===== SUPPLIED INFORMATION

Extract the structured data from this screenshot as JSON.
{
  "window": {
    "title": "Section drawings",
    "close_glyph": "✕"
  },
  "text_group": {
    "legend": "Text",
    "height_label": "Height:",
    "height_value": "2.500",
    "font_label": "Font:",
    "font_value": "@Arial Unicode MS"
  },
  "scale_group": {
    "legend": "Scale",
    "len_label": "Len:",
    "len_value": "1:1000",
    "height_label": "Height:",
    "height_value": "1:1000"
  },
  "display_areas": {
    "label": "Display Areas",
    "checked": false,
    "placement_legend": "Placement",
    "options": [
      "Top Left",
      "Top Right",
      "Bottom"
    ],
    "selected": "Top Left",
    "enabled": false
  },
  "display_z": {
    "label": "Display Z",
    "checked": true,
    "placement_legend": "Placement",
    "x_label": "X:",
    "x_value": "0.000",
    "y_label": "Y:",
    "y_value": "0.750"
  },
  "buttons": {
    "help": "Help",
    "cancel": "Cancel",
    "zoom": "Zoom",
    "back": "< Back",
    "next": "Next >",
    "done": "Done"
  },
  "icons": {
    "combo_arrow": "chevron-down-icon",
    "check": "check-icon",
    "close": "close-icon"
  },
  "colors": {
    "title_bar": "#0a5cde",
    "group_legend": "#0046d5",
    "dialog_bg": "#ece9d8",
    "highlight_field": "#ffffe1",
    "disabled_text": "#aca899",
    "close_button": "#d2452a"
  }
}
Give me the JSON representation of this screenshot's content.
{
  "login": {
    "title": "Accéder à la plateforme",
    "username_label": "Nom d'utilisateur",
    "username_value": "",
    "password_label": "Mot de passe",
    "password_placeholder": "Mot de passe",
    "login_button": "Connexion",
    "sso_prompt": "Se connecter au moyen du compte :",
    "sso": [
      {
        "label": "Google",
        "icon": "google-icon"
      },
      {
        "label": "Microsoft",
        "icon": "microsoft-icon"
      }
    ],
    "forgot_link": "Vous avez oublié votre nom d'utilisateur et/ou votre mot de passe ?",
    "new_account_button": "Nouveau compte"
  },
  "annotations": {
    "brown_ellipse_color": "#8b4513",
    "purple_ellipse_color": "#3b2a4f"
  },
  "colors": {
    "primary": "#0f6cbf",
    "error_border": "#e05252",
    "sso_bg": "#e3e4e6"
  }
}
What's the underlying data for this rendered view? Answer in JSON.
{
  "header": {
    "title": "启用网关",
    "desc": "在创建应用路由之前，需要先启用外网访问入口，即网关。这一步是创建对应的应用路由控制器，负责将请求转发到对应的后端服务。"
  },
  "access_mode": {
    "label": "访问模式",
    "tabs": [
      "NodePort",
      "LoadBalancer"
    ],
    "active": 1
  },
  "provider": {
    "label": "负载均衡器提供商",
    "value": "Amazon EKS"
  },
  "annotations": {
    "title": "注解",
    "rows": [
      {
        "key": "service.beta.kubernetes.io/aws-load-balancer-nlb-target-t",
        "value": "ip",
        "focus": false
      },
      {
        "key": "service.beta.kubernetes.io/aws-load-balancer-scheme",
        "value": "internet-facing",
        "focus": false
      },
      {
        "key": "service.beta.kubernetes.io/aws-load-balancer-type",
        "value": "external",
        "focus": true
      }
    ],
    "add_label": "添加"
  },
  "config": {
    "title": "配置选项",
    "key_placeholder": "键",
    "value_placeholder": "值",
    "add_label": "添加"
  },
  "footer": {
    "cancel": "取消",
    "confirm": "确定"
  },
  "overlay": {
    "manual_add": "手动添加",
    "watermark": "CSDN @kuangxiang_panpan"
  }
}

==========

*DESCRIPTION OF THE TASK:* Your task is to transcribe the line containing "What's the underlying" and every line after it, through the last line of the data, exactly as written and with nothing more.

*EXPECTED OUTPUT:*
What's the underlying data for this rendered view? Answer in JSON.
{
  "header": {
    "title": "启用网关",
    "desc": "在创建应用路由之前，需要先启用外网访问入口，即网关。这一步是创建对应的应用路由控制器，负责将请求转发到对应的后端服务。"
  },
  "access_mode": {
    "label": "访问模式",
    "tabs": [
      "NodePort",
      "LoadBalancer"
    ],
    "active": 1
  },
  "provider": {
    "label": "负载均衡器提供商",
    "value": "Amazon EKS"
  },
  "annotations": {
    "title": "注解",
    "rows": [
      {
        "key": "service.beta.kubernetes.io/aws-load-balancer-nlb-target-t",
        "value": "ip",
        "focus": false
      },
      {
        "key": "service.beta.kubernetes.io/aws-load-balancer-scheme",
        "value": "internet-facing",
        "focus": false
      },
      {
        "key": "service.beta.kubernetes.io/aws-load-balancer-type",
        "value": "external",
        "focus": true
      }
    ],
    "add_label": "添加"
  },
  "config": {
    "title": "配置选项",
    "key_placeholder": "键",
    "value_placeholder": "值",
    "add_label": "添加"
  },
  "footer": {
    "cancel": "取消",
    "confirm": "确定"
  },
  "overlay": {
    "manual_add": "手动添加",
    "watermark": "CSDN @kuangxiang_panpan"
  }
}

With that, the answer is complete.